§ Exercise instructions:
A – Reproduce the passage of the geek feminism post between "There is a real" and "light in comparison.", inclusive.
B – In the geek feminism post, what did Kathy Sierra end up doing after she received hate mail and death threats?

§ Document:
The rise of Geek Feminism

My first degree was in Physics. There were only two or three women on the course. After University, partly to keep my father happy, I became an accountant. Again women were in the minority. It was not like science as at least two of my managers were women, but it still had a boys club feel to the industry. I returned to University to study a Masters in Computer Science and again I was one of the minority. And so on…


The whole of my working life, accountancy, academia (Computer Science and the Physics), and then industry I’ve been one of the few women amongst many men. I’ve gotten used to it. I can’t remember all the injustices but a few come to mind though; Such as the male students I was supposed to be supervising during their masters (since their work was based on my work) who went to my professor rather than me; Or being an acting team leader for a couple of years but whenever I tried to get the promotion I was told “I didn’t have the right attributes” even though I was going the job (I eventually decided the right attributes were a set of male genitalia); Or listening to colleagues discussing the possible appearance of a prospective employee once they discovered she was female. I just learnt to live with incidents like these as did most other women I knew. Yes I could complain but then I would just be seen as a moaning woman but it would have never gotten me anywhere so I kept my head down and got on with work.

Online it was worse! The anonymity that the net gives people allows them to be blatantly bigotted or misogynistic with no recourse. I know women who only post anonymously on Slashdot for example since if they didn’t they would basically get attacked. Some would argue that in most cases it is just words on a screen but eventually enough words have an effect. More often than not I hid behind my nick which is not obviously female. So in the last few years I just haven’t been publicly active on-line.

There is a real issue with gender prejudice and some of the incidents have become really quite nasty. Emma McGrattan of Ingres caused a stir when she commented on gender and coding styles. Discussion sites such as Slashdot had many rather vitriolic posts by people who hated her over it. Kathy Sierra , however, got hate mail and death threats and ended up shutting down her blog because of what she had written. Other female bloggers and speakers worry about having content in which they have opinion because of the backlash and bullying that seems to occur from a section of the IT community. My issues have been light in comparison.

§ Data:

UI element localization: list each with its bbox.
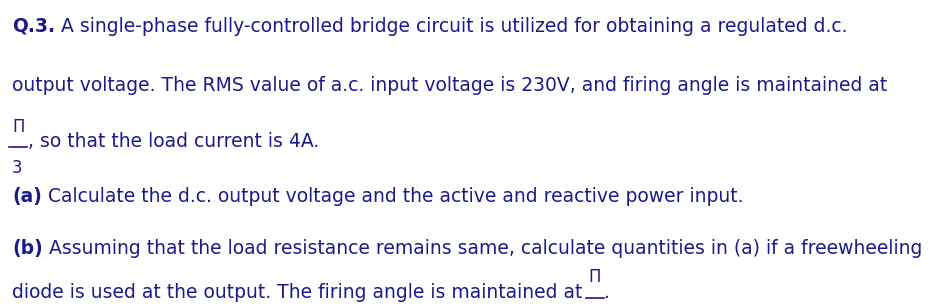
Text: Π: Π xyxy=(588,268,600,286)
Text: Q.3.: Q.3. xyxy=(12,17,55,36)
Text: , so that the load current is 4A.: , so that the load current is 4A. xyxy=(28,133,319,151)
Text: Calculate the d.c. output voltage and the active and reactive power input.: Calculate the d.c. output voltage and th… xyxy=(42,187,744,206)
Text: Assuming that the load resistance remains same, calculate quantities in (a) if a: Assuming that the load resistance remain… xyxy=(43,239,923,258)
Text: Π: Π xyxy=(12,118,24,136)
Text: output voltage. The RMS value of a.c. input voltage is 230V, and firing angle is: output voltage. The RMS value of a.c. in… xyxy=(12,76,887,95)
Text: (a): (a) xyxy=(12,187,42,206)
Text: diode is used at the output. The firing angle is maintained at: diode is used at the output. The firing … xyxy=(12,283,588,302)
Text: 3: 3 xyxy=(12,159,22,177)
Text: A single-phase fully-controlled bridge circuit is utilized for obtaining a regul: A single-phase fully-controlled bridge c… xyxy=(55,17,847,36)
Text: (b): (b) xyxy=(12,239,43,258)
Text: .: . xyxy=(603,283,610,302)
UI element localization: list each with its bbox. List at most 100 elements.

§ Solutions below:
A –
There is a real issue with gender prejudice and some of the incidents have become really quite nasty. Emma McGrattan of Ingres caused a stir when she commented on gender and coding styles. Discussion sites such as Slashdot had many rather vitriolic posts by people who hated her over it. Kathy Sierra , however, got hate mail and death threats and ended up shutting down her blog because of what she had written. Other female bloggers and speakers worry about having content in which they have opinion because of the backlash and bullying that seems to occur from a section of the IT community. My issues have been light in comparison.

B – She shut down her blog.